Render the lines of the entries starting at the line containing "series-line-r125: [76, 86, 422, 176]" and ending at the line containing "legend-label-r22: r22: [104, 48, 126, 63]", both included, as a Markdown table with the columns Row and Line. Number each row, omit blank lines, and include no other lines.

# # # # # # #

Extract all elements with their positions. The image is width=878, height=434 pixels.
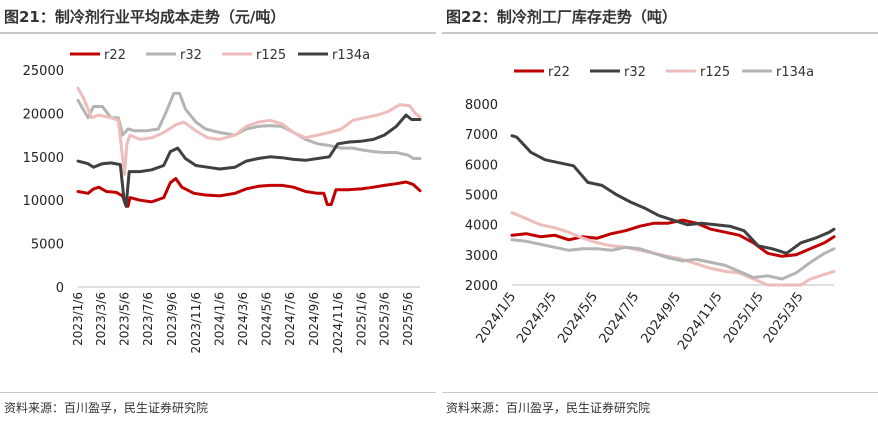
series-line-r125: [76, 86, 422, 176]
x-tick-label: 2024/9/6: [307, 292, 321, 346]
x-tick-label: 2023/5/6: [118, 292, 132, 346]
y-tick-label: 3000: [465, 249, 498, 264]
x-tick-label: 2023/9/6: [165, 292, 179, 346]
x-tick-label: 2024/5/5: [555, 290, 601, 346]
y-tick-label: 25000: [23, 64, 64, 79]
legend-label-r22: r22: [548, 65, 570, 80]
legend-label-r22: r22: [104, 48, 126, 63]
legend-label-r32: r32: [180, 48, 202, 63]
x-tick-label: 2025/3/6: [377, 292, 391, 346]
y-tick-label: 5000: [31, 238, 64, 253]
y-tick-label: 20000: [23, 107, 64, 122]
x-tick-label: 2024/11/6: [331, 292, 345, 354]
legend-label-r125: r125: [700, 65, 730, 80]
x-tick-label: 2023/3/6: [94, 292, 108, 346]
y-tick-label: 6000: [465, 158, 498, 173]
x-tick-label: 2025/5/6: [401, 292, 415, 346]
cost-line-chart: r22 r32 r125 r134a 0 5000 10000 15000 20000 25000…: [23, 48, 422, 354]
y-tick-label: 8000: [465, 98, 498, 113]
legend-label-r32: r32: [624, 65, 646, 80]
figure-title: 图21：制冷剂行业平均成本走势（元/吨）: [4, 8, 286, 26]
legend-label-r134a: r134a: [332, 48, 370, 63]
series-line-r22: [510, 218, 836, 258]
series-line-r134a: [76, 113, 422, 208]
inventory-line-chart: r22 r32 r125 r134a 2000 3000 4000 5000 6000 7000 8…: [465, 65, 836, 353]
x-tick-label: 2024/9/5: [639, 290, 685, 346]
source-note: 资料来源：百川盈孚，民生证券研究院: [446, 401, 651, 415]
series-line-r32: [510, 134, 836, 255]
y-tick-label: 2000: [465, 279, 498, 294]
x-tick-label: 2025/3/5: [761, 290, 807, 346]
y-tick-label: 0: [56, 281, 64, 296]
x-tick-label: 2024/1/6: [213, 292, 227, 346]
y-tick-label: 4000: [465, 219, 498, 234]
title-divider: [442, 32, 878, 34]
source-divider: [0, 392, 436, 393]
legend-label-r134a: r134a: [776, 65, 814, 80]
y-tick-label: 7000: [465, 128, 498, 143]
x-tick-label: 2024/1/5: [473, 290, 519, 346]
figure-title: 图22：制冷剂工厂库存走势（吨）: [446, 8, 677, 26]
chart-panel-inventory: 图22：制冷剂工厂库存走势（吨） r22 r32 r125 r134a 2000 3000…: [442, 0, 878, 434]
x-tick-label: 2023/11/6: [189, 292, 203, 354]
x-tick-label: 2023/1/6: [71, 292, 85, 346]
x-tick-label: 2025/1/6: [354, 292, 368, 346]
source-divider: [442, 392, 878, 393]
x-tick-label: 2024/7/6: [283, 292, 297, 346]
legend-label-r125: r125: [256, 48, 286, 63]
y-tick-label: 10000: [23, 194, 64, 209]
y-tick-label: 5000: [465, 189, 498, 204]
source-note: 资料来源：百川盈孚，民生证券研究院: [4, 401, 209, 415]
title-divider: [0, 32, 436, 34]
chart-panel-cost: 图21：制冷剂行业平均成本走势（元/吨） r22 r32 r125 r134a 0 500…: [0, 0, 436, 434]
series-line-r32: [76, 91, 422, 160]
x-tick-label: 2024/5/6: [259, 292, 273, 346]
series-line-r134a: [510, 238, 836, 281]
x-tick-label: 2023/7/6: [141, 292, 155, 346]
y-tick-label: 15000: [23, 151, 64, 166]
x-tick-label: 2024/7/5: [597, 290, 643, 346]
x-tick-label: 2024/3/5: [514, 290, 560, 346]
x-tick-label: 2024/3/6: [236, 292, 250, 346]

# # # # # # #

**Response for this exercise:**
| Row | Line |
|---|---|
| 1 | series-line-r125: [76, 86, 422, 176] |
| 2 | x-tick-label: 2024/9/6: [307, 292, 321, 346] |
| 3 | x-tick-label: 2023/5/6: [118, 292, 132, 346] |
| 4 | y-tick-label: 3000: [465, 249, 498, 264] |
| 5 | x-tick-label: 2023/9/6: [165, 292, 179, 346] |
| 6 | x-tick-label: 2024/5/5: [555, 290, 601, 346] |
| 7 | y-tick-label: 25000: [23, 64, 64, 79] |
| 8 | legend-label-r22: r22: [548, 65, 570, 80] |
| 9 | legend-label-r22: r22: [104, 48, 126, 63] |